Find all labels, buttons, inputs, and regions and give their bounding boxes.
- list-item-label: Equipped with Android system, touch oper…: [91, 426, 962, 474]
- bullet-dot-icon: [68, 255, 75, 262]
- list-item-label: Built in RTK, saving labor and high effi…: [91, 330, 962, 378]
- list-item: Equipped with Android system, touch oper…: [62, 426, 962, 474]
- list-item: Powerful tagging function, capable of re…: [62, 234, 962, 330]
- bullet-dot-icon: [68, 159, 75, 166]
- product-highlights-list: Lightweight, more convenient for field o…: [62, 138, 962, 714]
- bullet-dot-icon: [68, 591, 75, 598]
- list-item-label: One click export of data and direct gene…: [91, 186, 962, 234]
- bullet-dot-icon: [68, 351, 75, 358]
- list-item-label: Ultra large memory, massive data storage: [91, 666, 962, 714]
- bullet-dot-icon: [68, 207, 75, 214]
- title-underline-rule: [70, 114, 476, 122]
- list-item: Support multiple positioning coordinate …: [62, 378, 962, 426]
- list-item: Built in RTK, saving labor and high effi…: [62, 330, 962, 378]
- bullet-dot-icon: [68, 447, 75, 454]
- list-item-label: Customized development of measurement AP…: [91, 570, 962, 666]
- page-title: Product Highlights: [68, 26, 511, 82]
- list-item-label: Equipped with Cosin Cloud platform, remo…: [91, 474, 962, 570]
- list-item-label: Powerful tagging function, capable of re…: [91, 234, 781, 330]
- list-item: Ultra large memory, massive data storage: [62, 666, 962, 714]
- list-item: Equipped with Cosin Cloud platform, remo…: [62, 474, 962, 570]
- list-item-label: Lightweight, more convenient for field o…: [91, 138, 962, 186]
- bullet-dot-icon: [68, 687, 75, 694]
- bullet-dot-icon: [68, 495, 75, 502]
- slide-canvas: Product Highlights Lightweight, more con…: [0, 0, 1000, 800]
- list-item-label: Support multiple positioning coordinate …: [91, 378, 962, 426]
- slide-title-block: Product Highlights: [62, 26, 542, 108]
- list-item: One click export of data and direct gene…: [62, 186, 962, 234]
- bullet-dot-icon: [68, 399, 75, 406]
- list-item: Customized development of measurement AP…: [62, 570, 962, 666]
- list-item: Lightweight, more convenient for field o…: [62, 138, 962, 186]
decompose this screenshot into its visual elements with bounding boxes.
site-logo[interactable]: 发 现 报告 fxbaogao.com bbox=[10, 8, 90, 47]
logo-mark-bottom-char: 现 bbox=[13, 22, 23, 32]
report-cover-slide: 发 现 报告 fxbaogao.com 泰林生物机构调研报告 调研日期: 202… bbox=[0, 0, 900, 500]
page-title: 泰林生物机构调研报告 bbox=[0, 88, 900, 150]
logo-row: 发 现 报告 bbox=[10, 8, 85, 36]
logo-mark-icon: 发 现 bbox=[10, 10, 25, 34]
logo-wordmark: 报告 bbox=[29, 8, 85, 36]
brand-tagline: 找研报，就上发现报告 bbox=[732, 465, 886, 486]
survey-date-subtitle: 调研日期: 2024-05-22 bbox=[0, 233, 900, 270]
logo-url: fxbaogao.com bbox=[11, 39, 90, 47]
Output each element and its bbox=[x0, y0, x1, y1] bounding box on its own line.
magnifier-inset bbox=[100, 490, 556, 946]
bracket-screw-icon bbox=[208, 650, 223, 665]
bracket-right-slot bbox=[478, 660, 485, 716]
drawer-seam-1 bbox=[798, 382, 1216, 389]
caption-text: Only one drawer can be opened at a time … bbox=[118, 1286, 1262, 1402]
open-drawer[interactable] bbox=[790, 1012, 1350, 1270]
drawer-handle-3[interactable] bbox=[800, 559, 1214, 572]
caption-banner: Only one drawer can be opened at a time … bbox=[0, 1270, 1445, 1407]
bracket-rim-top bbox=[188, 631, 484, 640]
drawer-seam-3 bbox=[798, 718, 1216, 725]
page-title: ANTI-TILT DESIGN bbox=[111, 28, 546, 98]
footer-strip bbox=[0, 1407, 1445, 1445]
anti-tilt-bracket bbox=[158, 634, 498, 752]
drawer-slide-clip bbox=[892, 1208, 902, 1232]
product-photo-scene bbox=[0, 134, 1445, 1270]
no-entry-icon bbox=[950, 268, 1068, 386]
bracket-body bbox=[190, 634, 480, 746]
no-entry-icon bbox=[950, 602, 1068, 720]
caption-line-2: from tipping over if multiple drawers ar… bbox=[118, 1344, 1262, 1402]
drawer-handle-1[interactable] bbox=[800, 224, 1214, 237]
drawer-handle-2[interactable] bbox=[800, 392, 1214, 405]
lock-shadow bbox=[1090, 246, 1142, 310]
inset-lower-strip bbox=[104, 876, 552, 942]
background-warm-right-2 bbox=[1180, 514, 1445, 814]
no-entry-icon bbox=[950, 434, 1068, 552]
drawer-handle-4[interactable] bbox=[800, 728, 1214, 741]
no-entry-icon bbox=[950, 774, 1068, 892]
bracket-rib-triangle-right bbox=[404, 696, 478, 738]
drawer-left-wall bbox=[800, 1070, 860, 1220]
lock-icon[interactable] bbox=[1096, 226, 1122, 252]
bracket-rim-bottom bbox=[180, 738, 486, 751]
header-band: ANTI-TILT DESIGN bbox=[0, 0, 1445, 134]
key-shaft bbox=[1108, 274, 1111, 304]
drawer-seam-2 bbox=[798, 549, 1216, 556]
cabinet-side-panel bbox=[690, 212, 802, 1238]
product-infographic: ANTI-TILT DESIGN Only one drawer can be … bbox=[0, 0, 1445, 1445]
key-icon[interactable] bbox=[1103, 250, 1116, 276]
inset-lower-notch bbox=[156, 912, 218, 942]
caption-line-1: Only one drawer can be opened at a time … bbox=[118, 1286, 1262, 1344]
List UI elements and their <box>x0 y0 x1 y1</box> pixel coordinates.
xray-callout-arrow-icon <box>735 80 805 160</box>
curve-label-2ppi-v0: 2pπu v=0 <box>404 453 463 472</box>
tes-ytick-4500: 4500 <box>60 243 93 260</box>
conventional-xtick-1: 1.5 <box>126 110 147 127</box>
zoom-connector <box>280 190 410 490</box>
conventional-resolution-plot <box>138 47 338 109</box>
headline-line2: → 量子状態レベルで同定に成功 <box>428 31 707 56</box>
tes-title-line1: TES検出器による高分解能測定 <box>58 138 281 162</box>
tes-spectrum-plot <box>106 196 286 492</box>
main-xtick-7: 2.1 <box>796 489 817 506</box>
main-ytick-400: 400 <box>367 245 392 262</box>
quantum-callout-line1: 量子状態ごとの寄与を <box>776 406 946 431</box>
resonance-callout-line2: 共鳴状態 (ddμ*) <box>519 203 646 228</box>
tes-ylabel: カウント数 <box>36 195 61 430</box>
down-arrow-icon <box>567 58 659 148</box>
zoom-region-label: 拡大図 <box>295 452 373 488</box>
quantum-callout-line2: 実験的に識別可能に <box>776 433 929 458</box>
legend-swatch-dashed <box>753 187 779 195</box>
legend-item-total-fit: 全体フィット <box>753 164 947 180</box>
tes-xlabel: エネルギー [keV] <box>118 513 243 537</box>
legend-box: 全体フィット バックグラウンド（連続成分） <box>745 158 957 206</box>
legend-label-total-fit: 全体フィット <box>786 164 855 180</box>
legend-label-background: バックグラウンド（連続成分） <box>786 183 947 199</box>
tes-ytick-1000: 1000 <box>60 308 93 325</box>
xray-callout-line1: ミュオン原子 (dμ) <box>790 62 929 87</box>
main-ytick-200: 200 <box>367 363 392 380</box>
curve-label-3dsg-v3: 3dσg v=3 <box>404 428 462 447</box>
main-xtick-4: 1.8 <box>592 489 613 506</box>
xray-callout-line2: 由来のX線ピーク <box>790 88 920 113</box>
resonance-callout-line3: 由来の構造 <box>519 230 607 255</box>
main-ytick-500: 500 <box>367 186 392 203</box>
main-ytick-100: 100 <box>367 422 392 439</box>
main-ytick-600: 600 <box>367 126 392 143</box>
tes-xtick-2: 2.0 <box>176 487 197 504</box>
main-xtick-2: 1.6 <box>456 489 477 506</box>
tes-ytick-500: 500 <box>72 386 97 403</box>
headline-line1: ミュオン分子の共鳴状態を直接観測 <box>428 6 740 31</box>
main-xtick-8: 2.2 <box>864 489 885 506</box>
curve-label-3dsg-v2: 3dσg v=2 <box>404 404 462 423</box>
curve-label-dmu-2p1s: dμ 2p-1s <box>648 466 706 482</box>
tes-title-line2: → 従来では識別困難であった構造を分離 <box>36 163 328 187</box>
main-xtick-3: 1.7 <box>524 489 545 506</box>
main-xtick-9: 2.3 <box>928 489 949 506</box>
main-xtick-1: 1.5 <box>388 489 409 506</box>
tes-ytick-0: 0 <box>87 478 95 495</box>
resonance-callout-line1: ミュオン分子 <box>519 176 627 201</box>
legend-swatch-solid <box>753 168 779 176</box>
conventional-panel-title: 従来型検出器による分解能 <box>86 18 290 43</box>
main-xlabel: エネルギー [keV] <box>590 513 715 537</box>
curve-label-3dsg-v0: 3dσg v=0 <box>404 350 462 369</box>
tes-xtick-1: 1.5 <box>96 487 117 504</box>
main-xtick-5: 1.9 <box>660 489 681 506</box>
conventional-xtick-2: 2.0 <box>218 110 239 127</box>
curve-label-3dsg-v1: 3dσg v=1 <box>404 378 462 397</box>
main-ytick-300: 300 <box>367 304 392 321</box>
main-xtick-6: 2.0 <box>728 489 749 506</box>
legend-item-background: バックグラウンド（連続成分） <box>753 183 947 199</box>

_TASK REQUIREMENTS:_ Edit the lines from the beginning of the records through the line containing "- product-highlights-list: Lightweight, more" so that "bullet-dot-icon" becomes "bullet-point-icon", changing nothing else. Return only those lines.

_IN RESPONSE:_
Find all labels, buttons, inputs, and regions and give their bounding boxes.
- list-item-label: Equipped with Android system, touch oper…: [91, 426, 962, 474]
- bullet-point-icon: [68, 255, 75, 262]
- list-item-label: Built in RTK, saving labor and high effi…: [91, 330, 962, 378]
- list-item: Equipped with Android system, touch oper…: [62, 426, 962, 474]
- list-item: Powerful tagging function, capable of re…: [62, 234, 962, 330]
- bullet-point-icon: [68, 159, 75, 166]
- product-highlights-list: Lightweight, more convenient for field o…: [62, 138, 962, 714]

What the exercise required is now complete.